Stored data

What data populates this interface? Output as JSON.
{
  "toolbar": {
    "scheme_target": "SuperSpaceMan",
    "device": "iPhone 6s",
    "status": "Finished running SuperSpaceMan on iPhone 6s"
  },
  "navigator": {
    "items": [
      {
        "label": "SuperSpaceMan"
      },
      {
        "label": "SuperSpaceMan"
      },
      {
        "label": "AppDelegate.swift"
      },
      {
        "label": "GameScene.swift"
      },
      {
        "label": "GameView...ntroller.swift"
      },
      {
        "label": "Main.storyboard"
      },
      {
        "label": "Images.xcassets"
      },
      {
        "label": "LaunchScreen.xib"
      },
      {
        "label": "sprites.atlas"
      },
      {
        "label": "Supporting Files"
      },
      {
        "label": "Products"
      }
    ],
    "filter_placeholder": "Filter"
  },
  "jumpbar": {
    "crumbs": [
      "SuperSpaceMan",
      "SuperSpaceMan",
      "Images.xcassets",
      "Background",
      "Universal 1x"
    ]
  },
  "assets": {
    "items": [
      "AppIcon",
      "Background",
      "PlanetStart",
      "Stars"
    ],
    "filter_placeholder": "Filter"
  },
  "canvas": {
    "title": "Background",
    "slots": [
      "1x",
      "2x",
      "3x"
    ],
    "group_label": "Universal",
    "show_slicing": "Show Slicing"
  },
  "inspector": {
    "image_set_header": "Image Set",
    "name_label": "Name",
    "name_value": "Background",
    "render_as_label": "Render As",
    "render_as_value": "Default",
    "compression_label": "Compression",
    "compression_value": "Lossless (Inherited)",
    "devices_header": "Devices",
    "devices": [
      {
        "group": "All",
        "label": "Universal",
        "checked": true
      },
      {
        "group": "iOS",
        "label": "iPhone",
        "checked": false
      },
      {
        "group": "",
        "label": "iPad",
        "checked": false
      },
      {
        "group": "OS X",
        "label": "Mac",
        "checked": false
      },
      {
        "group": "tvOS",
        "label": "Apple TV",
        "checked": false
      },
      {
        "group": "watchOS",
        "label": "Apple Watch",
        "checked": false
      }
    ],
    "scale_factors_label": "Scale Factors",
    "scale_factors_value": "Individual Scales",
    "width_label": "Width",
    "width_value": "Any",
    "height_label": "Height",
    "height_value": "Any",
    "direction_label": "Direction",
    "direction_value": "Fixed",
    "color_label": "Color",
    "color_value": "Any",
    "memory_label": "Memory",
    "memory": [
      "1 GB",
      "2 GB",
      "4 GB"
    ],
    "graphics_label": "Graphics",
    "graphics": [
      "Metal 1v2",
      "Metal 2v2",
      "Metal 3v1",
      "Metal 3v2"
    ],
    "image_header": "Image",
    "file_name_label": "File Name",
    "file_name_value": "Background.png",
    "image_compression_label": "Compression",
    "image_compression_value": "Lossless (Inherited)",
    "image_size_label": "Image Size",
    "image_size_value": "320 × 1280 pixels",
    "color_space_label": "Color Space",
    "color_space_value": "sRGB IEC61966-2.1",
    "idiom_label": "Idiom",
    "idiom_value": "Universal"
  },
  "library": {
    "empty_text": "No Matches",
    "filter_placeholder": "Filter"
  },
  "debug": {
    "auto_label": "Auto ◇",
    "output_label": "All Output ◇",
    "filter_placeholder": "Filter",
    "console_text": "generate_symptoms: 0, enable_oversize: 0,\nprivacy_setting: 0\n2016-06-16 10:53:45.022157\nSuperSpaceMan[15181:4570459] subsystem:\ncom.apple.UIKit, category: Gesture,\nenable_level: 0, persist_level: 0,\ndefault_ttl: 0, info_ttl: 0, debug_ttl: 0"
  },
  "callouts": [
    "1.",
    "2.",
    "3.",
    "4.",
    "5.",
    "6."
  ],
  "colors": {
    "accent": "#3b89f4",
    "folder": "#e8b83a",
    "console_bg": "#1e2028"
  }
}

> [TO DO]
Take the lines above and print them exactly.

> [RESPONSE TO THE TASK]
What data populates this interface? Output as JSON.
{
  "toolbar": {
    "scheme_target": "SuperSpaceMan",
    "device": "iPhone 6s",
    "status": "Finished running SuperSpaceMan on iPhone 6s"
  },
  "navigator": {
    "items": [
      {
        "label": "SuperSpaceMan"
      },
      {
        "label": "SuperSpaceMan"
      },
      {
        "label": "AppDelegate.swift"
      },
      {
        "label": "GameScene.swift"
      },
      {
        "label": "GameView...ntroller.swift"
      },
      {
        "label": "Main.storyboard"
      },
      {
        "label": "Images.xcassets"
      },
      {
        "label": "LaunchScreen.xib"
      },
      {
        "label": "sprites.atlas"
      },
      {
        "label": "Supporting Files"
      },
      {
        "label": "Products"
      }
    ],
    "filter_placeholder": "Filter"
  },
  "jumpbar": {
    "crumbs": [
      "SuperSpaceMan",
      "SuperSpaceMan",
      "Images.xcassets",
      "Background",
      "Universal 1x"
    ]
  },
  "assets": {
    "items": [
      "AppIcon",
      "Background",
      "PlanetStart",
      "Stars"
    ],
    "filter_placeholder": "Filter"
  },
  "canvas": {
    "title": "Background",
    "slots": [
      "1x",
      "2x",
      "3x"
    ],
    "group_label": "Universal",
    "show_slicing": "Show Slicing"
  },
  "inspector": {
    "image_set_header": "Image Set",
    "name_label": "Name",
    "name_value": "Background",
    "render_as_label": "Render As",
    "render_as_value": "Default",
    "compression_label": "Compression",
    "compression_value": "Lossless (Inherited)",
    "devices_header": "Devices",
    "devices": [
      {
        "group": "All",
        "label": "Universal",
        "checked": true
      },
      {
        "group": "iOS",
        "label": "iPhone",
        "checked": false
      },
      {
        "group": "",
        "label": "iPad",
        "checked": false
      },
      {
        "group": "OS X",
        "label": "Mac",
        "checked": false
      },
      {
        "group": "tvOS",
        "label": "Apple TV",
        "checked": false
      },
      {
        "group": "watchOS",
        "label": "Apple Watch",
        "checked": false
      }
    ],
    "scale_factors_label": "Scale Factors",
    "scale_factors_value": "Individual Scales",
    "width_label": "Width",
    "width_value": "Any",
    "height_label": "Height",
    "height_value": "Any",
    "direction_label": "Direction",
    "direction_value": "Fixed",
    "color_label": "Color",
    "color_value": "Any",
    "memory_label": "Memory",
    "memory": [
      "1 GB",
      "2 GB",
      "4 GB"
    ],
    "graphics_label": "Graphics",
    "graphics": [
      "Metal 1v2",
      "Metal 2v2",
      "Metal 3v1",
      "Metal 3v2"
    ],
    "image_header": "Image",
    "file_name_label": "File Name",
    "file_name_value": "Background.png",
    "image_compression_label": "Compression",
    "image_compression_value": "Lossless (Inherited)",
    "image_size_label": "Image Size",
    "image_size_value": "320 × 1280 pixels",
    "color_space_label": "Color Space",
    "color_space_value": "sRGB IEC61966-2.1",
    "idiom_label": "Idiom",
    "idiom_value": "Universal"
  },
  "library": {
    "empty_text": "No Matches",
    "filter_placeholder": "Filter"
  },
  "debug": {
    "auto_label": "Auto ◇",
    "output_label": "All Output ◇",
    "filter_placeholder": "Filter",
    "console_text": "generate_symptoms: 0, enable_oversize: 0,\nprivacy_setting: 0\n2016-06-16 10:53:45.022157\nSuperSpaceMan[15181:4570459] subsystem:\ncom.apple.UIKit, category: Gesture,\nenable_level: 0, persist_level: 0,\ndefault_ttl: 0, info_ttl: 0, debug_ttl: 0"
  },
  "callouts": [
    "1.",
    "2.",
    "3.",
    "4.",
    "5.",
    "6."
  ],
  "colors": {
    "accent": "#3b89f4",
    "folder": "#e8b83a",
    "console_bg": "#1e2028"
  }
}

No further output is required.